__Collection entries__.
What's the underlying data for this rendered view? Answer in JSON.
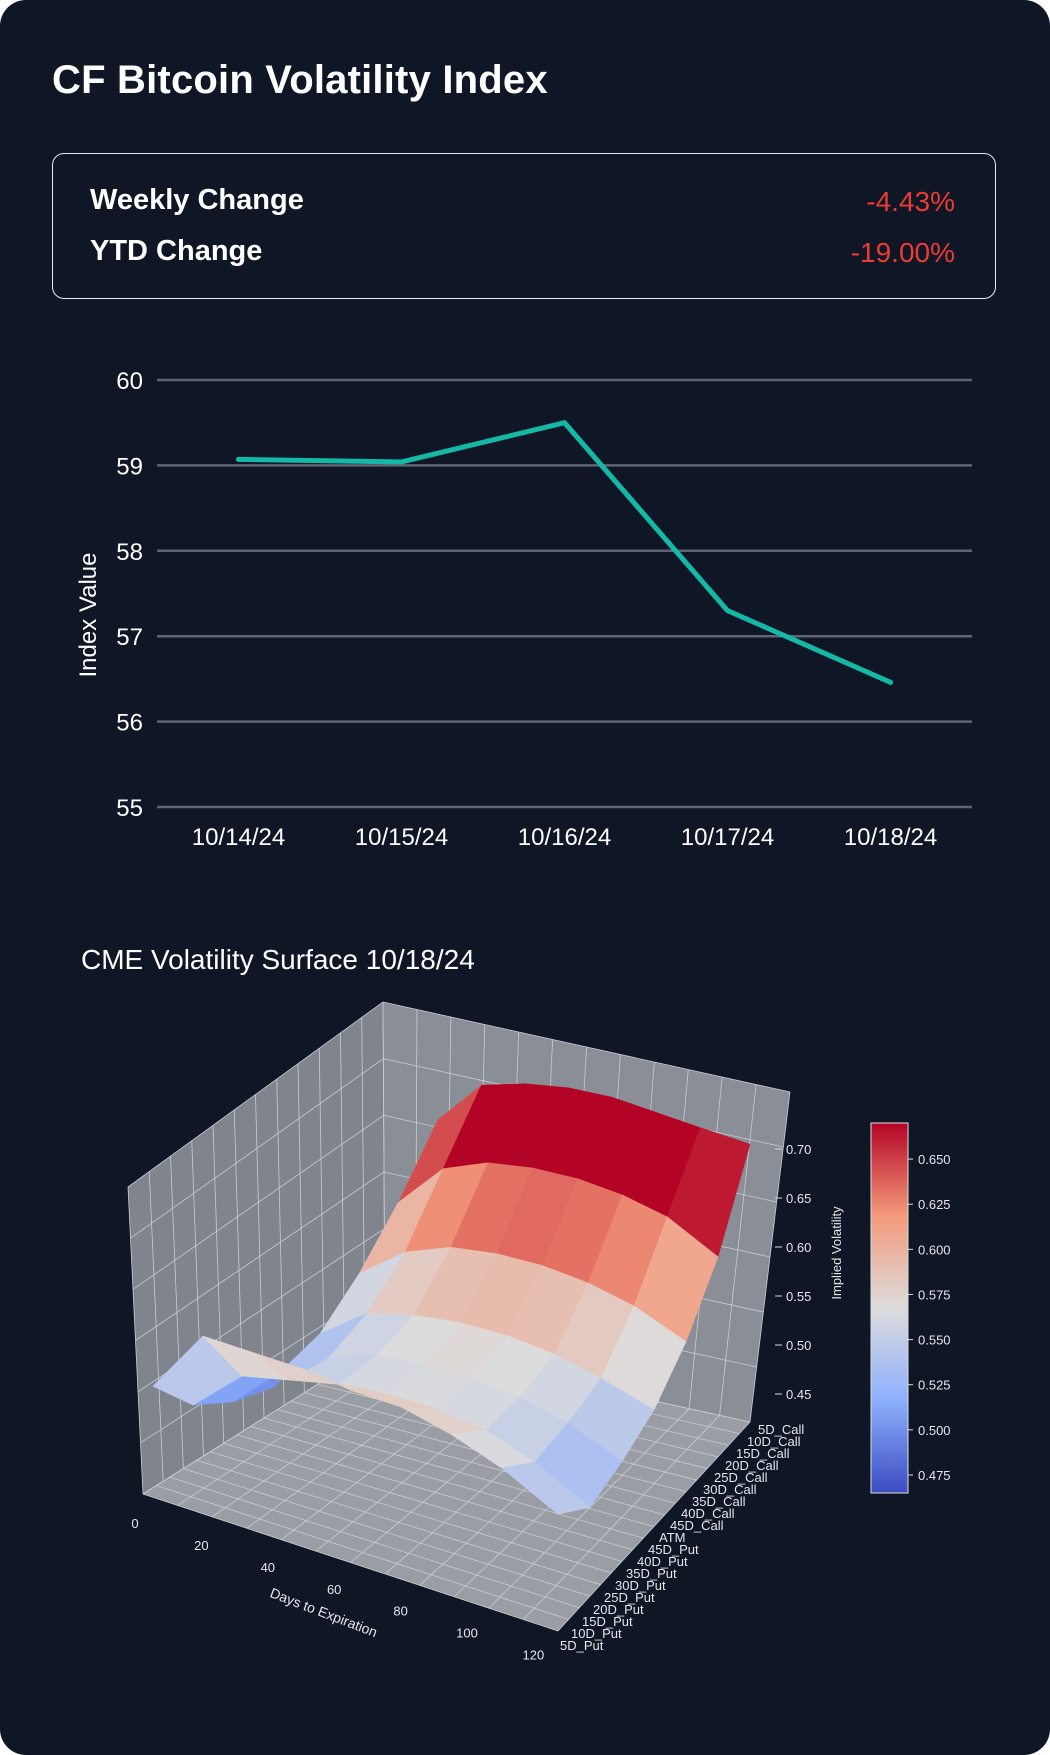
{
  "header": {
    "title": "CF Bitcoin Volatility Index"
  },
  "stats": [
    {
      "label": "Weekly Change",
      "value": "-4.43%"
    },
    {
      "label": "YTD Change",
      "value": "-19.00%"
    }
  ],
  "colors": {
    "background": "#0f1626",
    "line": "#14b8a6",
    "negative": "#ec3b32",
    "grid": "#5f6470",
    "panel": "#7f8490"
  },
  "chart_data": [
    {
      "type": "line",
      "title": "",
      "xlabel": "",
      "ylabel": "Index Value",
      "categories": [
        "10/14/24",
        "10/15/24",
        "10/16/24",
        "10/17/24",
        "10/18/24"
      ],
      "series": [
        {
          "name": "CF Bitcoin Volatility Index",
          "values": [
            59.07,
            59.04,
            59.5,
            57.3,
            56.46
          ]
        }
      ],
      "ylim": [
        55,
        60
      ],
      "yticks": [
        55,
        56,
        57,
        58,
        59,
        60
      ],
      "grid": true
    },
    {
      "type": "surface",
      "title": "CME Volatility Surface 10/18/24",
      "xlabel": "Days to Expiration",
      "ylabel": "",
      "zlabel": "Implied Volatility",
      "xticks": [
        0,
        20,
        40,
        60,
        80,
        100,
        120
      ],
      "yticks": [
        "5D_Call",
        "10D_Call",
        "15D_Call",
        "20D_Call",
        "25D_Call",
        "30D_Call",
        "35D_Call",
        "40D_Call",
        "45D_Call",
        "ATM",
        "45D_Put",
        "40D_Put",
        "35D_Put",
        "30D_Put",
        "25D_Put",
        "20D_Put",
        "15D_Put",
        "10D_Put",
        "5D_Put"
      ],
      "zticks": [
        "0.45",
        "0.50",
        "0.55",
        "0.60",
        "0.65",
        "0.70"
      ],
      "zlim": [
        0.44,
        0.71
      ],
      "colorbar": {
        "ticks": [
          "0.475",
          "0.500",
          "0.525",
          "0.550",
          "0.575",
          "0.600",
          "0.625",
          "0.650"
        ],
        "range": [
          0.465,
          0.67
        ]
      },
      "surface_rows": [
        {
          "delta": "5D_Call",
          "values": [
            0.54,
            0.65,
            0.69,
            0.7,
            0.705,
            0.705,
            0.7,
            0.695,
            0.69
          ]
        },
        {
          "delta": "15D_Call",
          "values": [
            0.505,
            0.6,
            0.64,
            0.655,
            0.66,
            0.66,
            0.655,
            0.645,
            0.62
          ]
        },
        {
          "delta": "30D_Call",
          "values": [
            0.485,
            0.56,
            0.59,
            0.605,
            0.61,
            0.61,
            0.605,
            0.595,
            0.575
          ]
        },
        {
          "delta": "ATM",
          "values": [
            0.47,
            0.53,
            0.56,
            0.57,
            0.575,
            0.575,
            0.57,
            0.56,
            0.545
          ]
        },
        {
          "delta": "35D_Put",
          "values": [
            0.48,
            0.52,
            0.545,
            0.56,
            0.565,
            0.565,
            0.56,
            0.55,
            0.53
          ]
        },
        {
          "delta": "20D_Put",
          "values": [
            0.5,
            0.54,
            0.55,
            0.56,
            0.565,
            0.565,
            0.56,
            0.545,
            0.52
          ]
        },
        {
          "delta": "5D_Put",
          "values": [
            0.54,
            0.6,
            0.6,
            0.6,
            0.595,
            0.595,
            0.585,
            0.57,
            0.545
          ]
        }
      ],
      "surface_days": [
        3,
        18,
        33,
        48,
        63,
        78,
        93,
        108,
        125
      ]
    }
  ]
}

--

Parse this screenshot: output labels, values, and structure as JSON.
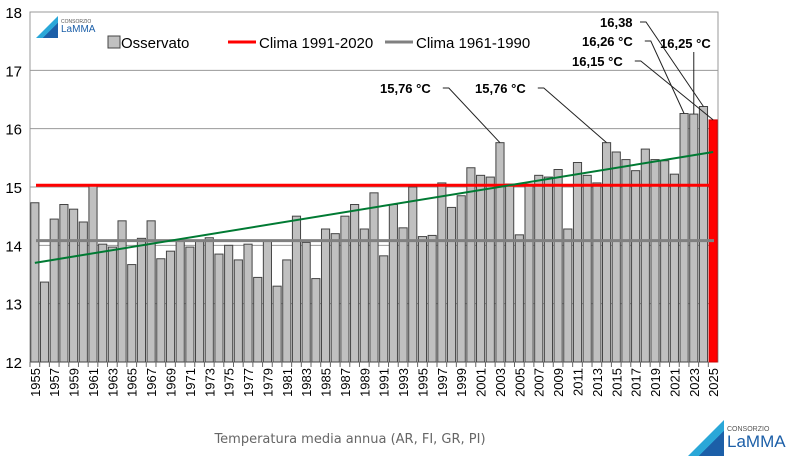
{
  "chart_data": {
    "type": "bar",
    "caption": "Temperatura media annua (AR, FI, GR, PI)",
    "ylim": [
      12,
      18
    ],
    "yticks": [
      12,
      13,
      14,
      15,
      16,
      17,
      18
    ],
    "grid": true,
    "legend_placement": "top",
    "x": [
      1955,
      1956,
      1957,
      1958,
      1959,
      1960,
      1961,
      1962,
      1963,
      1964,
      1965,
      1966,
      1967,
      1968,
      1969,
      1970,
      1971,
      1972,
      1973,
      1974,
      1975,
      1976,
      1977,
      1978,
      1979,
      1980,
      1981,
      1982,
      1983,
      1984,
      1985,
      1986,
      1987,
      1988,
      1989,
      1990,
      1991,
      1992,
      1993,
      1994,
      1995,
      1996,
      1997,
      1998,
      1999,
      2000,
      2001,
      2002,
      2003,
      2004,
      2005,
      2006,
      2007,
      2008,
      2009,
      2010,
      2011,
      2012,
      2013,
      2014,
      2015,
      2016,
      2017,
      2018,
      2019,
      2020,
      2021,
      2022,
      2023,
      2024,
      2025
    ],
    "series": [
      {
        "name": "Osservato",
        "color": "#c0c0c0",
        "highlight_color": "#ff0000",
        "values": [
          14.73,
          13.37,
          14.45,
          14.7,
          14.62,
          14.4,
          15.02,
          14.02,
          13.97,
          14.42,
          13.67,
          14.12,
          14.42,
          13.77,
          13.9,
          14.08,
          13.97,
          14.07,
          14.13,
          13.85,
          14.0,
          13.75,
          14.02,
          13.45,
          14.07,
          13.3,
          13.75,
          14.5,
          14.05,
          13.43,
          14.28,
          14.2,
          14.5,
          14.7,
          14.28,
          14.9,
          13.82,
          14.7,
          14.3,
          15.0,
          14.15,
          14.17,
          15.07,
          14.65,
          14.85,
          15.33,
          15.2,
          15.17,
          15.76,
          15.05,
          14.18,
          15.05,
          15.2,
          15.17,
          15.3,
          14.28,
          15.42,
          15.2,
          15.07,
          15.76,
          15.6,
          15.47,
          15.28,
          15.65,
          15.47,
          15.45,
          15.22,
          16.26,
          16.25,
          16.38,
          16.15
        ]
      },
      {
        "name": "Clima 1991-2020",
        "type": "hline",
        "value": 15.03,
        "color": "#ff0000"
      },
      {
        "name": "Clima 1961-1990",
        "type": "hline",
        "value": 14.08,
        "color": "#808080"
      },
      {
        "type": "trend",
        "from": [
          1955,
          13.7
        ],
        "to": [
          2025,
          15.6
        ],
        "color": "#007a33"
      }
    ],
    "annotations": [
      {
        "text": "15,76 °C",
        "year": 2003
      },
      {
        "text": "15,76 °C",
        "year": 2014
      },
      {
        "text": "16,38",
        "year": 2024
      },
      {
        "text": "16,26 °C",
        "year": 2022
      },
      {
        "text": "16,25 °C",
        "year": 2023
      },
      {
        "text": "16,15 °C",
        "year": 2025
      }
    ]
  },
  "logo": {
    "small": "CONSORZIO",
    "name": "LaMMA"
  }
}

__PROBLEM STATEMENT__.
Filter the entries above down to the lines containing the word "Bitcoin".

__REPLY TO THE EXERCISE__.
    "title": "CF Bitcoin Volatility Index"
          "name": "CF Bitcoin Volatility Index",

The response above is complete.